Provided passage:
International law does not envision the
right to self-determination for minorities per se. However, the Helsinki
Final Act (which was used by the OSCE as a legal framework in negotiations led
by the Minsk Group) is the international agreement that came closest to
establishing a concept of internal self-determination that can be converted
into guarantees for minority rights. It envisages “the equal rights of
peoples and their right to self-determination” only within “the relevant norms
of international law, including those relating to the territorial integrity of
States.”
In the case of Armenia and Azerbaijan, however, both sides have been wary of the notion of autonomy for Karabakh Armenians. Armenians don’t trust the Azerbaijani state to respect their rights, even under a regime offering autonomy, and Azerbaijanis fear that autonomy would merely be a stalking horse for Armenians to again pursue separatism.
For years,
Azerbaijan had offered some sort of autonomy to Karabakh Armenians within its
central state. Following the victory in the 2020 war, this offer was
unconditionally revoked. The Karabakh Armenians, meanwhile, have strongly resisted
Yerevan’s gestures toward considering reintegration into Azerbaijan, regardless
of the kind of autonomy they might be granted by the central state.
But what is
the alternative? Armenian irredentism and separatism would only prolong the
conflict, as would a forceful Azerbaijani imposition of its sovereignty over
the territory. In the latter case, even if not a single Karabakh Armenian were
harmed in the process, it would nevertheless likely result in a mass exodus of
the population from their homes. Neither result can lead to real conflict
resolution and a lasting peace.

Exercise instructions:
- 1) According to the passage on Karabakh and self-determination, what happened to Azerbaijan's offer of autonomy for Karabakh Armenians after its victory in the 2020 war?
- 2) Print the passage on Karabakh and self-determination from "In the case" up to and including "again pursue separatism.".
- 3) Carry on the passage about Karabakh and self-determination, beginning after its last sentence.

Recorded data:
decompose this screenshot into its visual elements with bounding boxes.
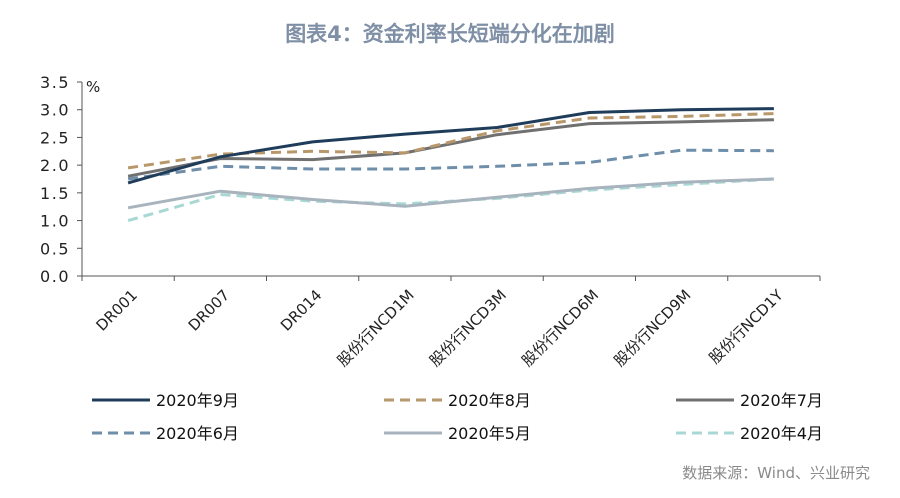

Outputs in order:
- 1) The offer was unconditionally revoked.

- 2)
In the case of Armenia and Azerbaijan, however, both sides have been wary of the notion of autonomy for Karabakh Armenians. Armenians don’t trust the Azerbaijani state to respect their rights, even under a regime offering autonomy, and Azerbaijanis fear that autonomy would merely be a stalking horse for Armenians to again pursue separatism.

- 3)
Still,
autonomy is a viable compromise that can lead to a lasting peace when it is
implemented carefully and properly, with the aim of bringing the two nations
together.
One good example
is the Aland Islands, a Swedish-speaking autonomous region within Finland. That
arrangement celebrated its 101st birthday this year as a successful
means of bringing Swedes and Finns together politically, culturally, in
education and interpersonal relations. Its secret? Carefully thought-out structures
for separating powers between the autonomy and the central government, respect
for minority rights, and security guarantees in the form of demilitarization
(including, no local conscription or military bases) and neutralization (the
autonomy cannot participate in wars neither passively, nor actively) of the
region.
Even more
important, however, is a key mechanism allowing for even small day-to-day
questions about the separation of powers to be resolved. There is a committee
of five lawyers – two from each side and one chair who is accepted by both
sides. The chair also serves as a liaison between the central state and
institutions of autonomy. The committee addresses the issues (usually minor
ones, like how the central post-office and local post-offices should separate
their budgets, or who is responsible for the trash stockpiling and utilization
on mid-level between autonomy and the state, etc.), before they can turn into
major crises, so the two sides work on solutions rather than on accumulating
grievances.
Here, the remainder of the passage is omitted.